(Box coordinate listing)

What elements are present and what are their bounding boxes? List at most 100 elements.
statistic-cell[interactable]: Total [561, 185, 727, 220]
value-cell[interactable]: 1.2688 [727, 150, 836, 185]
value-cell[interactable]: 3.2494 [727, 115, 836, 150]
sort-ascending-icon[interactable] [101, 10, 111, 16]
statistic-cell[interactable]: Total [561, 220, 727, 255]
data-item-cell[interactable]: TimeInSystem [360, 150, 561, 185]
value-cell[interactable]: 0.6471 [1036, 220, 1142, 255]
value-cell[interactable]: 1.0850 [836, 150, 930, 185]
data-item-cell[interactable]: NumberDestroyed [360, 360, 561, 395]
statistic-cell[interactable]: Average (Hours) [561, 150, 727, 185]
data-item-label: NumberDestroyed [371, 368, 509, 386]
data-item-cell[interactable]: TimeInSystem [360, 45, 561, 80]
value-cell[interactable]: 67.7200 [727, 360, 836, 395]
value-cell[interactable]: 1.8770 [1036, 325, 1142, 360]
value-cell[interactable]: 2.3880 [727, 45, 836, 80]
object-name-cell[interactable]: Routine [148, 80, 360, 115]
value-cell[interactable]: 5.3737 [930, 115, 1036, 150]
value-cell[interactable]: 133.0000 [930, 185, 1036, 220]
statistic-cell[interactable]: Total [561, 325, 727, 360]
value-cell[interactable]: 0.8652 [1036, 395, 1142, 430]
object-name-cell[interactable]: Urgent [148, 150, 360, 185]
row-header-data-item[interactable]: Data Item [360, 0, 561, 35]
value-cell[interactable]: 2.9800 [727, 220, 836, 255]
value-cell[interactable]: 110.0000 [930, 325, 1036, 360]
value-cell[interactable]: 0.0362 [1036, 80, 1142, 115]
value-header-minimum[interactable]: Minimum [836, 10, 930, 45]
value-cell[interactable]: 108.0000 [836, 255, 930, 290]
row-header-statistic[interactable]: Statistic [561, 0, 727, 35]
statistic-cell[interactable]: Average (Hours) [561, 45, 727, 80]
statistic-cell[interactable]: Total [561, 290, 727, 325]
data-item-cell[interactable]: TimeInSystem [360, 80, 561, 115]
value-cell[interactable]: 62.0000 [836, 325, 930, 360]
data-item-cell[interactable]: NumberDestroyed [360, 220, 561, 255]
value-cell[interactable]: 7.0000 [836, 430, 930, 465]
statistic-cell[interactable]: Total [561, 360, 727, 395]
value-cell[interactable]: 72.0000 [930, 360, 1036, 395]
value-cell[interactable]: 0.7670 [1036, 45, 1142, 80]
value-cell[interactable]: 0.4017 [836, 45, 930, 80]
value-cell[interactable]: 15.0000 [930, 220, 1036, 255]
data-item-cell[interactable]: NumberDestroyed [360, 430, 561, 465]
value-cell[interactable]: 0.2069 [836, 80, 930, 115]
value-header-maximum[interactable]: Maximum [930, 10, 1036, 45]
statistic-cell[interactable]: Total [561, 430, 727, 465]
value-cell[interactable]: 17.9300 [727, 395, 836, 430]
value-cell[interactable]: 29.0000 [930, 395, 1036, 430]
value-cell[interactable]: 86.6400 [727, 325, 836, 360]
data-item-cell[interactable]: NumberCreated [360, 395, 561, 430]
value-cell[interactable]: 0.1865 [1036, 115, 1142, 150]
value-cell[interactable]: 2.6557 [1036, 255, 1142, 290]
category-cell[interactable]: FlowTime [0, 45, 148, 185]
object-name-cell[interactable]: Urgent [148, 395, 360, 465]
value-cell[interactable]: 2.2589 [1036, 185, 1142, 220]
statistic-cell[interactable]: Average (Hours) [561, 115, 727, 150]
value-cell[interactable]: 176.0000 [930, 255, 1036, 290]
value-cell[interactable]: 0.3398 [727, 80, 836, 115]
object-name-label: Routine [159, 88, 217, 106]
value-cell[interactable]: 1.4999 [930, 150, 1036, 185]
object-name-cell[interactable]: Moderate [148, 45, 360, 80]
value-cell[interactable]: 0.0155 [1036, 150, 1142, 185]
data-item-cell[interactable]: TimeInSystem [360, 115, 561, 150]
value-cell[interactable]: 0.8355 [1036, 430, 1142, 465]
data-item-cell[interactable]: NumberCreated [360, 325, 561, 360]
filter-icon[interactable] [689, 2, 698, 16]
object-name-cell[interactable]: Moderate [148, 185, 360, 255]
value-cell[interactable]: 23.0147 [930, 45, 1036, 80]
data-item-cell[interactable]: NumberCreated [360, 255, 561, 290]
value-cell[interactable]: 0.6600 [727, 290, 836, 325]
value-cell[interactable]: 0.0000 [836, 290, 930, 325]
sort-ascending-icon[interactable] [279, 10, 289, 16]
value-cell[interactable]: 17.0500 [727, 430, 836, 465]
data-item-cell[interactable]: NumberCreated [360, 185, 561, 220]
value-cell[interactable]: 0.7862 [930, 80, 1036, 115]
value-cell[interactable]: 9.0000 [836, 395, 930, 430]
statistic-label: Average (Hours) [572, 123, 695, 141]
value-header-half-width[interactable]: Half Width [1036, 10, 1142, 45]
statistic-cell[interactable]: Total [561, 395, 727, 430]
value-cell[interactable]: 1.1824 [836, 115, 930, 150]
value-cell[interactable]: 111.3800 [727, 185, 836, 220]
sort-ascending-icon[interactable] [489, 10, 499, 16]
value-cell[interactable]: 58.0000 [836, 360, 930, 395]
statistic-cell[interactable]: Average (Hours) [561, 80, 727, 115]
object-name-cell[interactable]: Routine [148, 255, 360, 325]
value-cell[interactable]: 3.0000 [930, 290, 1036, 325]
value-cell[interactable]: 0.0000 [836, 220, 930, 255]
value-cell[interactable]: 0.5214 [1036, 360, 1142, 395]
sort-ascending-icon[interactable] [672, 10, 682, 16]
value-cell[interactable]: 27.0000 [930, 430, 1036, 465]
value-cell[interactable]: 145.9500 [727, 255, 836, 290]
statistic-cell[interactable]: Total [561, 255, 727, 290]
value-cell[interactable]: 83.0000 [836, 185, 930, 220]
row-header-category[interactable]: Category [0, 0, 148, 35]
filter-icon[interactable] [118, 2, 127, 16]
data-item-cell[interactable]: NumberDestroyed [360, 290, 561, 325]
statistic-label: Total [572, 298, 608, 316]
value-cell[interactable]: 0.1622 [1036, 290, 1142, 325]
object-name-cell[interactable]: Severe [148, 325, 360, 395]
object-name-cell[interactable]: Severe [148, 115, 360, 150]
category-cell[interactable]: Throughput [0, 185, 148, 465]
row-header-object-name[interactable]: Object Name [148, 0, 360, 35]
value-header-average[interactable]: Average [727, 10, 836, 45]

What you should do => Transcribe every line of this listing word for word, keeping each line intact.

Output below =>
What elements are present and what are their bounding boxes? List at most 100 elements.
statistic-cell[interactable]: Total [561, 185, 727, 220]
value-cell[interactable]: 1.2688 [727, 150, 836, 185]
value-cell[interactable]: 3.2494 [727, 115, 836, 150]
sort-ascending-icon[interactable] [101, 10, 111, 16]
statistic-cell[interactable]: Total [561, 220, 727, 255]
data-item-cell[interactable]: TimeInSystem [360, 150, 561, 185]
value-cell[interactable]: 0.6471 [1036, 220, 1142, 255]
value-cell[interactable]: 1.0850 [836, 150, 930, 185]
data-item-cell[interactable]: NumberDestroyed [360, 360, 561, 395]
statistic-cell[interactable]: Average (Hours) [561, 150, 727, 185]
data-item-label: NumberDestroyed [371, 368, 509, 386]
data-item-cell[interactable]: TimeInSystem [360, 45, 561, 80]
value-cell[interactable]: 67.7200 [727, 360, 836, 395]
value-cell[interactable]: 1.8770 [1036, 325, 1142, 360]
value-cell[interactable]: 2.3880 [727, 45, 836, 80]
object-name-cell[interactable]: Routine [148, 80, 360, 115]
value-cell[interactable]: 5.3737 [930, 115, 1036, 150]
value-cell[interactable]: 133.0000 [930, 185, 1036, 220]
statistic-cell[interactable]: Total [561, 325, 727, 360]
value-cell[interactable]: 0.8652 [1036, 395, 1142, 430]
object-name-cell[interactable]: Urgent [148, 150, 360, 185]
row-header-data-item[interactable]: Data Item [360, 0, 561, 35]
value-cell[interactable]: 2.9800 [727, 220, 836, 255]
value-cell[interactable]: 110.0000 [930, 325, 1036, 360]
value-cell[interactable]: 0.0362 [1036, 80, 1142, 115]
value-header-minimum[interactable]: Minimum [836, 10, 930, 45]
value-cell[interactable]: 108.0000 [836, 255, 930, 290]
row-header-statistic[interactable]: Statistic [561, 0, 727, 35]
statistic-cell[interactable]: Average (Hours) [561, 45, 727, 80]
statistic-cell[interactable]: Total [561, 290, 727, 325]
data-item-cell[interactable]: TimeInSystem [360, 80, 561, 115]
value-cell[interactable]: 62.0000 [836, 325, 930, 360]
data-item-cell[interactable]: NumberDestroyed [360, 220, 561, 255]
value-cell[interactable]: 7.0000 [836, 430, 930, 465]
statistic-cell[interactable]: Total [561, 360, 727, 395]
value-cell[interactable]: 72.0000 [930, 360, 1036, 395]
value-cell[interactable]: 0.7670 [1036, 45, 1142, 80]
value-cell[interactable]: 0.4017 [836, 45, 930, 80]
value-cell[interactable]: 15.0000 [930, 220, 1036, 255]
data-item-cell[interactable]: NumberDestroyed [360, 430, 561, 465]
value-cell[interactable]: 0.2069 [836, 80, 930, 115]
value-header-maximum[interactable]: Maximum [930, 10, 1036, 45]
statistic-cell[interactable]: Total [561, 430, 727, 465]
value-cell[interactable]: 17.9300 [727, 395, 836, 430]
value-cell[interactable]: 29.0000 [930, 395, 1036, 430]
value-cell[interactable]: 86.6400 [727, 325, 836, 360]
data-item-cell[interactable]: NumberCreated [360, 395, 561, 430]
value-cell[interactable]: 0.1865 [1036, 115, 1142, 150]
value-cell[interactable]: 2.6557 [1036, 255, 1142, 290]
category-cell[interactable]: FlowTime [0, 45, 148, 185]
object-name-cell[interactable]: Urgent [148, 395, 360, 465]
value-cell[interactable]: 2.2589 [1036, 185, 1142, 220]
statistic-cell[interactable]: Average (Hours) [561, 115, 727, 150]
value-cell[interactable]: 176.0000 [930, 255, 1036, 290]
value-cell[interactable]: 0.3398 [727, 80, 836, 115]
object-name-label: Routine [159, 88, 217, 106]
value-cell[interactable]: 1.4999 [930, 150, 1036, 185]
object-name-cell[interactable]: Moderate [148, 45, 360, 80]
value-cell[interactable]: 0.0155 [1036, 150, 1142, 185]
data-item-cell[interactable]: TimeInSystem [360, 115, 561, 150]
value-cell[interactable]: 0.8355 [1036, 430, 1142, 465]
data-item-cell[interactable]: NumberCreated [360, 325, 561, 360]
filter-icon[interactable] [689, 2, 698, 16]
object-name-cell[interactable]: Moderate [148, 185, 360, 255]
value-cell[interactable]: 23.0147 [930, 45, 1036, 80]
data-item-cell[interactable]: NumberCreated [360, 255, 561, 290]
value-cell[interactable]: 0.6600 [727, 290, 836, 325]
value-cell[interactable]: 0.0000 [836, 290, 930, 325]
sort-ascending-icon[interactable] [279, 10, 289, 16]
value-cell[interactable]: 17.0500 [727, 430, 836, 465]
data-item-cell[interactable]: NumberCreated [360, 185, 561, 220]
value-cell[interactable]: 0.7862 [930, 80, 1036, 115]
value-cell[interactable]: 9.0000 [836, 395, 930, 430]
statistic-label: Average (Hours) [572, 123, 695, 141]
value-header-half-width[interactable]: Half Width [1036, 10, 1142, 45]
statistic-cell[interactable]: Total [561, 395, 727, 430]
value-cell[interactable]: 1.1824 [836, 115, 930, 150]
value-cell[interactable]: 111.3800 [727, 185, 836, 220]
sort-ascending-icon[interactable] [489, 10, 499, 16]
value-cell[interactable]: 58.0000 [836, 360, 930, 395]
statistic-cell[interactable]: Average (Hours) [561, 80, 727, 115]
object-name-cell[interactable]: Routine [148, 255, 360, 325]
value-cell[interactable]: 3.0000 [930, 290, 1036, 325]
value-cell[interactable]: 0.0000 [836, 220, 930, 255]
value-cell[interactable]: 0.5214 [1036, 360, 1142, 395]
sort-ascending-icon[interactable] [672, 10, 682, 16]
value-cell[interactable]: 27.0000 [930, 430, 1036, 465]
value-cell[interactable]: 145.9500 [727, 255, 836, 290]
statistic-cell[interactable]: Total [561, 255, 727, 290]
value-cell[interactable]: 83.0000 [836, 185, 930, 220]
row-header-category[interactable]: Category [0, 0, 148, 35]
filter-icon[interactable] [118, 2, 127, 16]
data-item-cell[interactable]: NumberDestroyed [360, 290, 561, 325]
statistic-label: Total [572, 298, 608, 316]
value-cell[interactable]: 0.1622 [1036, 290, 1142, 325]
object-name-cell[interactable]: Severe [148, 325, 360, 395]
object-name-cell[interactable]: Severe [148, 115, 360, 150]
category-cell[interactable]: Throughput [0, 185, 148, 465]
row-header-object-name[interactable]: Object Name [148, 0, 360, 35]
value-header-average[interactable]: Average [727, 10, 836, 45]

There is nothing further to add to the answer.